> [Prompt] Transcribe the listing below word for word.

> [Information provided]
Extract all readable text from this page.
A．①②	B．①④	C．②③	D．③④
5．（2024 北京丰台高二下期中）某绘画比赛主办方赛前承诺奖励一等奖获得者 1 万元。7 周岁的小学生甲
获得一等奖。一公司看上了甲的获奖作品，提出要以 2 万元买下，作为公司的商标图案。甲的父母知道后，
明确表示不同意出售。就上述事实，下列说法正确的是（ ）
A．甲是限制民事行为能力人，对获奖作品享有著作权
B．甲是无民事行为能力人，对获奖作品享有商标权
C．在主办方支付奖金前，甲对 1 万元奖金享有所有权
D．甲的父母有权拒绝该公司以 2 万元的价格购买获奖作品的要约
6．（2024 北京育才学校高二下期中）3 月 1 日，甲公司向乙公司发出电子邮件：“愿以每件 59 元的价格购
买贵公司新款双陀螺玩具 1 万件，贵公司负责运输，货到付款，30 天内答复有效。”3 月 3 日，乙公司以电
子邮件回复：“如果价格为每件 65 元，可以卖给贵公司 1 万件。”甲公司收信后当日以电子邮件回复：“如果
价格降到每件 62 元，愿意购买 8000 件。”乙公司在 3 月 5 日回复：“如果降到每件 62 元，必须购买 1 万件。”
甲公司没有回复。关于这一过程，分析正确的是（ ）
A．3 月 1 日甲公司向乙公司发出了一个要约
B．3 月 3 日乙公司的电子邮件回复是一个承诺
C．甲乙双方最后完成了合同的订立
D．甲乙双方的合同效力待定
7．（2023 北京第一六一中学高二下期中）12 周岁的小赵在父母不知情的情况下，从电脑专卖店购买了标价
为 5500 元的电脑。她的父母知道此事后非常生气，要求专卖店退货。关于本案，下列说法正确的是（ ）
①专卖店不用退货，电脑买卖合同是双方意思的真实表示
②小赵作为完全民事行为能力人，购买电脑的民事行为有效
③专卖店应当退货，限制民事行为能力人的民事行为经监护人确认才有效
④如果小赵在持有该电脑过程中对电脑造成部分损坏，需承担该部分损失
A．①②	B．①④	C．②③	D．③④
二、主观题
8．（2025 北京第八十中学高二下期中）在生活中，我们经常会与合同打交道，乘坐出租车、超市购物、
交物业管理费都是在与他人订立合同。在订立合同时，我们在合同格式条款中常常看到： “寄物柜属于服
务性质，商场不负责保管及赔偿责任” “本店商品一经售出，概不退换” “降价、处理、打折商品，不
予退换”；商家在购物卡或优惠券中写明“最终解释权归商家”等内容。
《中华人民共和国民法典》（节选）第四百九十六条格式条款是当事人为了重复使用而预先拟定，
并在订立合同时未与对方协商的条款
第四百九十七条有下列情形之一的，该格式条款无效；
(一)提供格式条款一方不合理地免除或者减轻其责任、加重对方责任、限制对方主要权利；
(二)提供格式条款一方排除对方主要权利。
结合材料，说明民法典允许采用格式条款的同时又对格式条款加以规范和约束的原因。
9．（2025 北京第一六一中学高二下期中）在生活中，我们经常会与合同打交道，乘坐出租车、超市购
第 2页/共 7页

> [The result]
Extract all readable text from this page.
A．①②	B．①④	C．②③	D．③④
5．（2024 北京丰台高二下期中）某绘画比赛主办方赛前承诺奖励一等奖获得者 1 万元。7 周岁的小学生甲
获得一等奖。一公司看上了甲的获奖作品，提出要以 2 万元买下，作为公司的商标图案。甲的父母知道后，
明确表示不同意出售。就上述事实，下列说法正确的是（ ）
A．甲是限制民事行为能力人，对获奖作品享有著作权
B．甲是无民事行为能力人，对获奖作品享有商标权
C．在主办方支付奖金前，甲对 1 万元奖金享有所有权
D．甲的父母有权拒绝该公司以 2 万元的价格购买获奖作品的要约
6．（2024 北京育才学校高二下期中）3 月 1 日，甲公司向乙公司发出电子邮件：“愿以每件 59 元的价格购
买贵公司新款双陀螺玩具 1 万件，贵公司负责运输，货到付款，30 天内答复有效。”3 月 3 日，乙公司以电
子邮件回复：“如果价格为每件 65 元，可以卖给贵公司 1 万件。”甲公司收信后当日以电子邮件回复：“如果
价格降到每件 62 元，愿意购买 8000 件。”乙公司在 3 月 5 日回复：“如果降到每件 62 元，必须购买 1 万件。”
甲公司没有回复。关于这一过程，分析正确的是（ ）
A．3 月 1 日甲公司向乙公司发出了一个要约
B．3 月 3 日乙公司的电子邮件回复是一个承诺
C．甲乙双方最后完成了合同的订立
D．甲乙双方的合同效力待定
7．（2023 北京第一六一中学高二下期中）12 周岁的小赵在父母不知情的情况下，从电脑专卖店购买了标价
为 5500 元的电脑。她的父母知道此事后非常生气，要求专卖店退货。关于本案，下列说法正确的是（ ）
①专卖店不用退货，电脑买卖合同是双方意思的真实表示
②小赵作为完全民事行为能力人，购买电脑的民事行为有效
③专卖店应当退货，限制民事行为能力人的民事行为经监护人确认才有效
④如果小赵在持有该电脑过程中对电脑造成部分损坏，需承担该部分损失
A．①②	B．①④	C．②③	D．③④
二、主观题
8．（2025 北京第八十中学高二下期中）在生活中，我们经常会与合同打交道，乘坐出租车、超市购物、
交物业管理费都是在与他人订立合同。在订立合同时，我们在合同格式条款中常常看到： “寄物柜属于服
务性质，商场不负责保管及赔偿责任” “本店商品一经售出，概不退换” “降价、处理、打折商品，不
予退换”；商家在购物卡或优惠券中写明“最终解释权归商家”等内容。
《中华人民共和国民法典》（节选）第四百九十六条格式条款是当事人为了重复使用而预先拟定，
并在订立合同时未与对方协商的条款
第四百九十七条有下列情形之一的，该格式条款无效；
(一)提供格式条款一方不合理地免除或者减轻其责任、加重对方责任、限制对方主要权利；
(二)提供格式条款一方排除对方主要权利。
结合材料，说明民法典允许采用格式条款的同时又对格式条款加以规范和约束的原因。
9．（2025 北京第一六一中学高二下期中）在生活中，我们经常会与合同打交道，乘坐出租车、超市购
第 2页/共 7页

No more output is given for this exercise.